All the records that follow need to be reproduced exactly. Omit the images.

[begin RECORDS FOR THIS TASK]

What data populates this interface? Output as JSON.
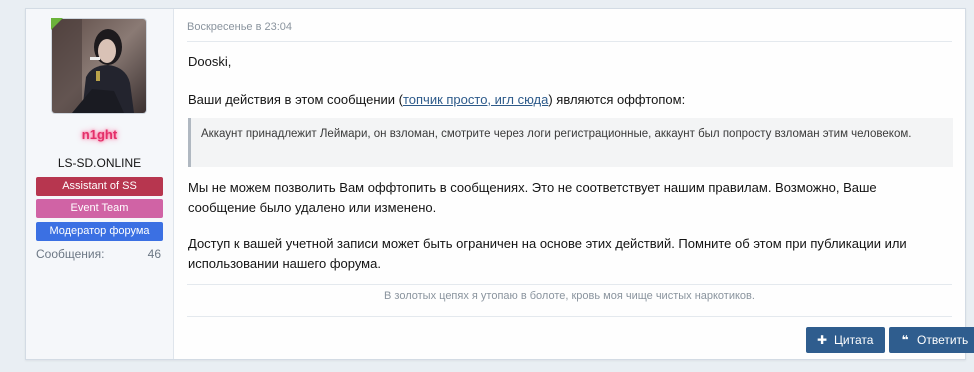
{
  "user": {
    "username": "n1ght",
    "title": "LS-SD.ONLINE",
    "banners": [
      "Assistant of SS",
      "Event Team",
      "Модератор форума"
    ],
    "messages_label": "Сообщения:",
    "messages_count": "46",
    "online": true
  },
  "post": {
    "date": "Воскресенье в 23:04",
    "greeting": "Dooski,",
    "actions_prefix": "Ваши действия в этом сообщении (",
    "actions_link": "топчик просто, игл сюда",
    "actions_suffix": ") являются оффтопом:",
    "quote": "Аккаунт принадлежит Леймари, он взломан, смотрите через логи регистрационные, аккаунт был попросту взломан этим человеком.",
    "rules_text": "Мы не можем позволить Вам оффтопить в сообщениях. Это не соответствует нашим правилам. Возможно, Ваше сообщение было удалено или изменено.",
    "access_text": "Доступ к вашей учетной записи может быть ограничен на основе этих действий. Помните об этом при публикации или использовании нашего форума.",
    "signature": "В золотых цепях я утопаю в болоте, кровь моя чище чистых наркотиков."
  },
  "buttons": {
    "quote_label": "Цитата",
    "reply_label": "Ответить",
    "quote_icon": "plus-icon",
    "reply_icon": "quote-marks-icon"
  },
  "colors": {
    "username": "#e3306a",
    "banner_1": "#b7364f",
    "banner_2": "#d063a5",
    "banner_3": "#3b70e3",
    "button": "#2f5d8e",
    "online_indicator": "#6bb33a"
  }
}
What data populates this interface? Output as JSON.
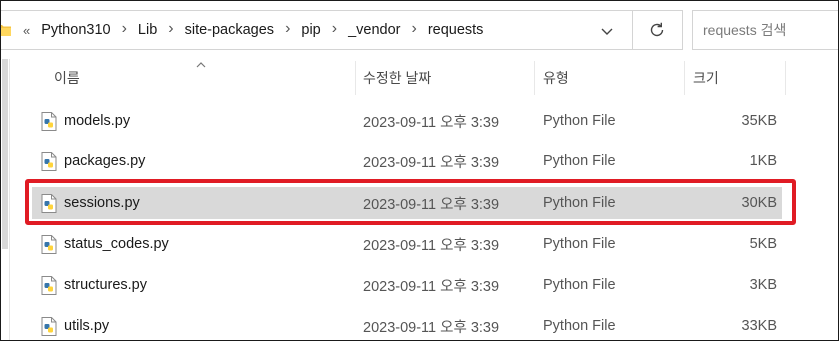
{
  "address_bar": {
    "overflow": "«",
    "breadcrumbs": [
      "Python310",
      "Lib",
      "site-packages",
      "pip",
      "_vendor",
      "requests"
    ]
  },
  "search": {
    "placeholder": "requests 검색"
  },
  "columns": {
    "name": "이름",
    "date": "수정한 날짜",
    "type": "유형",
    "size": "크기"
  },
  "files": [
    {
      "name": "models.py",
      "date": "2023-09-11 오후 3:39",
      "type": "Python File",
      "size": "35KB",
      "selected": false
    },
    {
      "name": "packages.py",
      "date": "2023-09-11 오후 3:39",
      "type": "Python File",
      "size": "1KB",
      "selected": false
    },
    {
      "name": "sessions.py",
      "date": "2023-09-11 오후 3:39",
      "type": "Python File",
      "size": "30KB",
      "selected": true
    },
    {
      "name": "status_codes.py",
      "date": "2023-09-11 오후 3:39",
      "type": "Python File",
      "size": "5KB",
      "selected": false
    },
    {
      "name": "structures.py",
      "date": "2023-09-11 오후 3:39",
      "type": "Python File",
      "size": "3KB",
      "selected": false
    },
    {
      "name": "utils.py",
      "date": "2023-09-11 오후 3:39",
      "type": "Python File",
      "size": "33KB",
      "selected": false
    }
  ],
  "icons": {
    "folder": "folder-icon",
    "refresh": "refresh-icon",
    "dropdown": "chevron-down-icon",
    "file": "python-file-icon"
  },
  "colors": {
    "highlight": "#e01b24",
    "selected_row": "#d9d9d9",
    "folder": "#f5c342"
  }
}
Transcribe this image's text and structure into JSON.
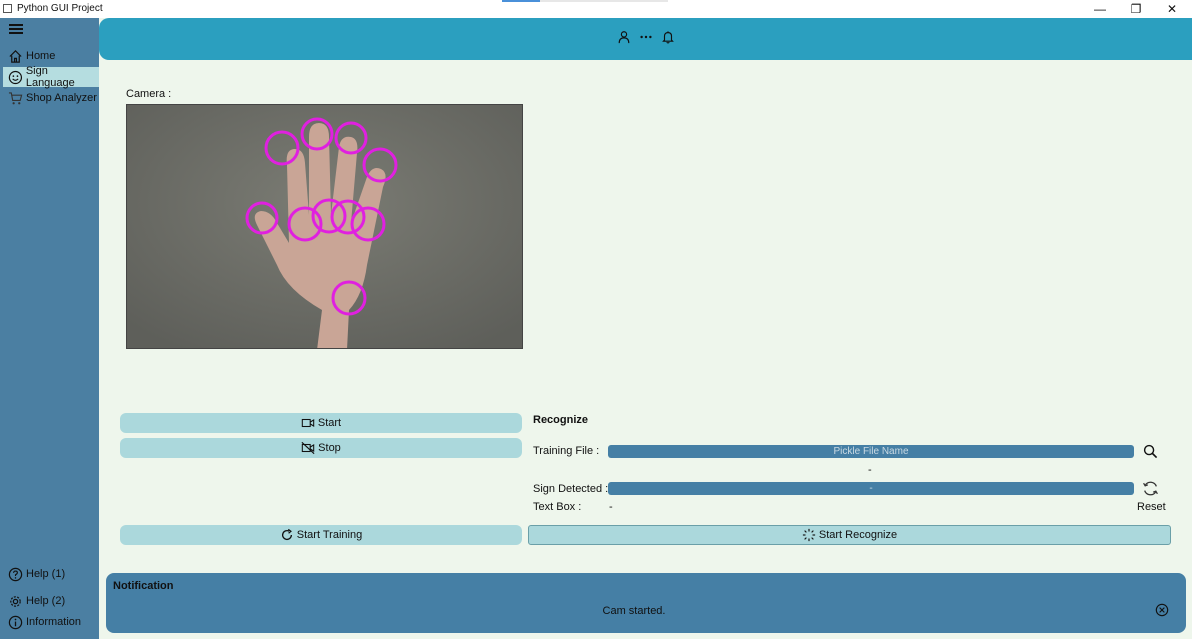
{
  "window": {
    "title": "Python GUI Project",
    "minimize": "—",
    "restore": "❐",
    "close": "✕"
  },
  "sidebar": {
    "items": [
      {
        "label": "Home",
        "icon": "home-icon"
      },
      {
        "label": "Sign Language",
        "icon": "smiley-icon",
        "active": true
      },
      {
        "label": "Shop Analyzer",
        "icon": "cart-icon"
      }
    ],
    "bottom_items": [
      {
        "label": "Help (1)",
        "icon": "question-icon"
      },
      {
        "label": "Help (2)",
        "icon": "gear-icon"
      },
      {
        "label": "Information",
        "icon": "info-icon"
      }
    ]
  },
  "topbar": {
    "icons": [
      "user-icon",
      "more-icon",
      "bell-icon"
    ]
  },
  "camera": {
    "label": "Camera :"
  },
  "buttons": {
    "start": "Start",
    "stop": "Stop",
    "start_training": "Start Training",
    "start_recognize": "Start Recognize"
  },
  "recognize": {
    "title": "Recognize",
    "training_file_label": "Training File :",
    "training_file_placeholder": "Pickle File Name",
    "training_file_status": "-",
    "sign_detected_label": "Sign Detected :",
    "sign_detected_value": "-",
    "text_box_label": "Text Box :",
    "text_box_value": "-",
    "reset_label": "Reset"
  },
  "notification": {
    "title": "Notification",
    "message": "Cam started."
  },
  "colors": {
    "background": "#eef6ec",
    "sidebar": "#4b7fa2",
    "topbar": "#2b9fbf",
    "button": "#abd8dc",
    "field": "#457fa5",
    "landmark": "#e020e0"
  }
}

[end RECORDS FOR THIS TASK]

• _WRITTEN RESPONSE_
What data populates this interface? Output as JSON.
{
  "user": {
    "username": "n1ght",
    "title": "LS-SD.ONLINE",
    "banners": [
      "Assistant of SS",
      "Event Team",
      "Модератор форума"
    ],
    "messages_label": "Сообщения:",
    "messages_count": "46",
    "online": true
  },
  "post": {
    "date": "Воскресенье в 23:04",
    "greeting": "Dooski,",
    "actions_prefix": "Ваши действия в этом сообщении (",
    "actions_link": "топчик просто, игл сюда",
    "actions_suffix": ") являются оффтопом:",
    "quote": "Аккаунт принадлежит Леймари, он взломан, смотрите через логи регистрационные, аккаунт был попросту взломан этим человеком.",
    "rules_text": "Мы не можем позволить Вам оффтопить в сообщениях. Это не соответствует нашим правилам. Возможно, Ваше сообщение было удалено или изменено.",
    "access_text": "Доступ к вашей учетной записи может быть ограничен на основе этих действий. Помните об этом при публикации или использовании нашего форума.",
    "signature": "В золотых цепях я утопаю в болоте, кровь моя чище чистых наркотиков."
  },
  "buttons": {
    "quote_label": "Цитата",
    "reply_label": "Ответить",
    "quote_icon": "plus-icon",
    "reply_icon": "quote-marks-icon"
  },
  "colors": {
    "username": "#e3306a",
    "banner_1": "#b7364f",
    "banner_2": "#d063a5",
    "banner_3": "#3b70e3",
    "button": "#2f5d8e",
    "online_indicator": "#6bb33a"
  }
}
What data populates this interface? Output as JSON.
{
  "address_bar": {
    "overflow": "«",
    "breadcrumbs": [
      "Python310",
      "Lib",
      "site-packages",
      "pip",
      "_vendor",
      "requests"
    ]
  },
  "search": {
    "placeholder": "requests 검색"
  },
  "columns": {
    "name": "이름",
    "date": "수정한 날짜",
    "type": "유형",
    "size": "크기"
  },
  "files": [
    {
      "name": "models.py",
      "date": "2023-09-11 오후 3:39",
      "type": "Python File",
      "size": "35KB",
      "selected": false
    },
    {
      "name": "packages.py",
      "date": "2023-09-11 오후 3:39",
      "type": "Python File",
      "size": "1KB",
      "selected": false
    },
    {
      "name": "sessions.py",
      "date": "2023-09-11 오후 3:39",
      "type": "Python File",
      "size": "30KB",
      "selected": true
    },
    {
      "name": "status_codes.py",
      "date": "2023-09-11 오후 3:39",
      "type": "Python File",
      "size": "5KB",
      "selected": false
    },
    {
      "name": "structures.py",
      "date": "2023-09-11 오후 3:39",
      "type": "Python File",
      "size": "3KB",
      "selected": false
    },
    {
      "name": "utils.py",
      "date": "2023-09-11 오후 3:39",
      "type": "Python File",
      "size": "33KB",
      "selected": false
    }
  ],
  "icons": {
    "folder": "folder-icon",
    "refresh": "refresh-icon",
    "dropdown": "chevron-down-icon",
    "file": "python-file-icon"
  },
  "colors": {
    "highlight": "#e01b24",
    "selected_row": "#d9d9d9",
    "folder": "#f5c342"
  }
}
Transcribe this image's text and structure into JSON.
{
  "window": {
    "title": "Python GUI Project",
    "minimize": "—",
    "restore": "❐",
    "close": "✕"
  },
  "sidebar": {
    "items": [
      {
        "label": "Home",
        "icon": "home-icon"
      },
      {
        "label": "Sign Language",
        "icon": "smiley-icon",
        "active": true
      },
      {
        "label": "Shop Analyzer",
        "icon": "cart-icon"
      }
    ],
    "bottom_items": [
      {
        "label": "Help (1)",
        "icon": "question-icon"
      },
      {
        "label": "Help (2)",
        "icon": "gear-icon"
      },
      {
        "label": "Information",
        "icon": "info-icon"
      }
    ]
  },
  "topbar": {
    "icons": [
      "user-icon",
      "more-icon",
      "bell-icon"
    ]
  },
  "camera": {
    "label": "Camera :"
  },
  "buttons": {
    "start": "Start",
    "stop": "Stop",
    "start_training": "Start Training",
    "start_recognize": "Start Recognize"
  },
  "recognize": {
    "title": "Recognize",
    "training_file_label": "Training File :",
    "training_file_placeholder": "Pickle File Name",
    "training_file_status": "-",
    "sign_detected_label": "Sign Detected :",
    "sign_detected_value": "-",
    "text_box_label": "Text Box :",
    "text_box_value": "-",
    "reset_label": "Reset"
  },
  "notification": {
    "title": "Notification",
    "message": "Cam started."
  },
  "colors": {
    "background": "#eef6ec",
    "sidebar": "#4b7fa2",
    "topbar": "#2b9fbf",
    "button": "#abd8dc",
    "field": "#457fa5",
    "landmark": "#e020e0"
  }
}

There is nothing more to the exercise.